Data items »
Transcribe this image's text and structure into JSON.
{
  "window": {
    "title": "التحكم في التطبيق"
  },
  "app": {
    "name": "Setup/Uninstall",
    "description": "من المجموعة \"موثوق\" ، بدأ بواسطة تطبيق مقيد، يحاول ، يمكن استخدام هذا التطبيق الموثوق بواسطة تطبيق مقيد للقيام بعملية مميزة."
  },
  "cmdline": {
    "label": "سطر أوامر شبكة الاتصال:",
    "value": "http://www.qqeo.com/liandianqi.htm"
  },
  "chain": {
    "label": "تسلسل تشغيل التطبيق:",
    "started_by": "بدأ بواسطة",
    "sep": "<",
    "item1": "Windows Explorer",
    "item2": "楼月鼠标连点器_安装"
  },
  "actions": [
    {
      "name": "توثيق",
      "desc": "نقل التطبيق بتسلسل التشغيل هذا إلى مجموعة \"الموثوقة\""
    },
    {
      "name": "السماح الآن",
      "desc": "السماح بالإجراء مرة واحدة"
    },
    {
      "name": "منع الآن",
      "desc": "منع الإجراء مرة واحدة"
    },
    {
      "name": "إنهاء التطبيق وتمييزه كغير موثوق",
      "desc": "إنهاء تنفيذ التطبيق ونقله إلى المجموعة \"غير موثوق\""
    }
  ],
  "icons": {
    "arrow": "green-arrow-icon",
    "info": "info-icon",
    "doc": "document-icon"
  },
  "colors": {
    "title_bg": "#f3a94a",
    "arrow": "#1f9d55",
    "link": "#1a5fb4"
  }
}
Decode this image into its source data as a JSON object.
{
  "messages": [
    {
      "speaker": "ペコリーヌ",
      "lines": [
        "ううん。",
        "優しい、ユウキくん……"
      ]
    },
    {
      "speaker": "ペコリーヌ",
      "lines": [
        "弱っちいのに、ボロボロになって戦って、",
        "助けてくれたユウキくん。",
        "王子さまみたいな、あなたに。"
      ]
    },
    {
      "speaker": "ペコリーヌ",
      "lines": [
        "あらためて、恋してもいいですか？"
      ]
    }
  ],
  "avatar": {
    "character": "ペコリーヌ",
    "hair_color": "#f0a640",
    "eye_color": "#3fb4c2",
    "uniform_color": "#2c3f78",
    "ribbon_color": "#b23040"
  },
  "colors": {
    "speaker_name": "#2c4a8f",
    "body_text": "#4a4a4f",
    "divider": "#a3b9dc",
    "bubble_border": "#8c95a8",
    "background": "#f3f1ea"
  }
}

Stated exercise » Repeat back the data above, exact to the last character.

Task response »
Transcribe this image's text and structure into JSON.
{
  "window": {
    "title": "التحكم في التطبيق"
  },
  "app": {
    "name": "Setup/Uninstall",
    "description": "من المجموعة \"موثوق\" ، بدأ بواسطة تطبيق مقيد، يحاول ، يمكن استخدام هذا التطبيق الموثوق بواسطة تطبيق مقيد للقيام بعملية مميزة."
  },
  "cmdline": {
    "label": "سطر أوامر شبكة الاتصال:",
    "value": "http://www.qqeo.com/liandianqi.htm"
  },
  "chain": {
    "label": "تسلسل تشغيل التطبيق:",
    "started_by": "بدأ بواسطة",
    "sep": "<",
    "item1": "Windows Explorer",
    "item2": "楼月鼠标连点器_安装"
  },
  "actions": [
    {
      "name": "توثيق",
      "desc": "نقل التطبيق بتسلسل التشغيل هذا إلى مجموعة \"الموثوقة\""
    },
    {
      "name": "السماح الآن",
      "desc": "السماح بالإجراء مرة واحدة"
    },
    {
      "name": "منع الآن",
      "desc": "منع الإجراء مرة واحدة"
    },
    {
      "name": "إنهاء التطبيق وتمييزه كغير موثوق",
      "desc": "إنهاء تنفيذ التطبيق ونقله إلى المجموعة \"غير موثوق\""
    }
  ],
  "icons": {
    "arrow": "green-arrow-icon",
    "info": "info-icon",
    "doc": "document-icon"
  },
  "colors": {
    "title_bg": "#f3a94a",
    "arrow": "#1f9d55",
    "link": "#1a5fb4"
  }
}
Decode this image into its source data as a JSON object.
{
  "messages": [
    {
      "speaker": "ペコリーヌ",
      "lines": [
        "ううん。",
        "優しい、ユウキくん……"
      ]
    },
    {
      "speaker": "ペコリーヌ",
      "lines": [
        "弱っちいのに、ボロボロになって戦って、",
        "助けてくれたユウキくん。",
        "王子さまみたいな、あなたに。"
      ]
    },
    {
      "speaker": "ペコリーヌ",
      "lines": [
        "あらためて、恋してもいいですか？"
      ]
    }
  ],
  "avatar": {
    "character": "ペコリーヌ",
    "hair_color": "#f0a640",
    "eye_color": "#3fb4c2",
    "uniform_color": "#2c3f78",
    "ribbon_color": "#b23040"
  },
  "colors": {
    "speaker_name": "#2c4a8f",
    "body_text": "#4a4a4f",
    "divider": "#a3b9dc",
    "bubble_border": "#8c95a8",
    "background": "#f3f1ea"
  }
}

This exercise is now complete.